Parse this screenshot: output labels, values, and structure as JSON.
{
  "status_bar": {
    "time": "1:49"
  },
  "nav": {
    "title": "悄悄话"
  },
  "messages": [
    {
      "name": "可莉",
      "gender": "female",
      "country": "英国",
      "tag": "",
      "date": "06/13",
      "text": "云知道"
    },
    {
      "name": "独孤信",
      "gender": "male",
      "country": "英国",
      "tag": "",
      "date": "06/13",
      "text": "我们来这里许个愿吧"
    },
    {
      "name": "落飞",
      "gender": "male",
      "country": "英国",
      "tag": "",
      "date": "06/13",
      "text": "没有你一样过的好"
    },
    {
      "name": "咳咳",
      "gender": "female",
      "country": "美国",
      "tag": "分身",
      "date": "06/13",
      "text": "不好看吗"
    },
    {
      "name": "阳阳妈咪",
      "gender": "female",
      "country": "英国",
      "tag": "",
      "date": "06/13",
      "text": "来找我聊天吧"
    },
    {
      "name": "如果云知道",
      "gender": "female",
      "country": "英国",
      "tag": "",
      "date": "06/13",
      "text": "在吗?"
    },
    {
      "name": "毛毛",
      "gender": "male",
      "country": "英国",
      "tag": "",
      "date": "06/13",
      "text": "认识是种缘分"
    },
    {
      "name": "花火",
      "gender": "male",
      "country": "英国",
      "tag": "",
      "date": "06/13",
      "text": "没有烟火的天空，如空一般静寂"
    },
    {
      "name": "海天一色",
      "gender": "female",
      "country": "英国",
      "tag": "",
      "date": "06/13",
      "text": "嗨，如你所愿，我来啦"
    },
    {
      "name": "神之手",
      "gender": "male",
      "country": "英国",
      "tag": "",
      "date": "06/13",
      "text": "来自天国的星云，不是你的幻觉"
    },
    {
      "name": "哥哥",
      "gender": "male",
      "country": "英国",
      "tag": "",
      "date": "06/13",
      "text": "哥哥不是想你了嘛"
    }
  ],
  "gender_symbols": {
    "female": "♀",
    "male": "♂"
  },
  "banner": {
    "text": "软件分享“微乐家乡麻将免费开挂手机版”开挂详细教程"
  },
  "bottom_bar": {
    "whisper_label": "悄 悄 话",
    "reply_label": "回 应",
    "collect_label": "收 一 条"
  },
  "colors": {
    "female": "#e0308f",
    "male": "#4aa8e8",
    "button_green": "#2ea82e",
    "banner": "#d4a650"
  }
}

────────────────────

| DO THIS |
Search the data above for the word "text", then gather each line in which it appears.

| IN RESPONSE |
      "text": "云知道"
      "text": "我们来这里许个愿吧"
      "text": "没有你一样过的好"
      "text": "不好看吗"
      "text": "来找我聊天吧"
      "text": "在吗?"
      "text": "认识是种缘分"
      "text": "没有烟火的天空，如空一般静寂"
      "text": "嗨，如你所愿，我来啦"
      "text": "来自天国的星云，不是你的幻觉"
      "text": "哥哥不是想你了嘛"
    "text": "软件分享“微乐家乡麻将免费开挂手机版”开挂详细教程"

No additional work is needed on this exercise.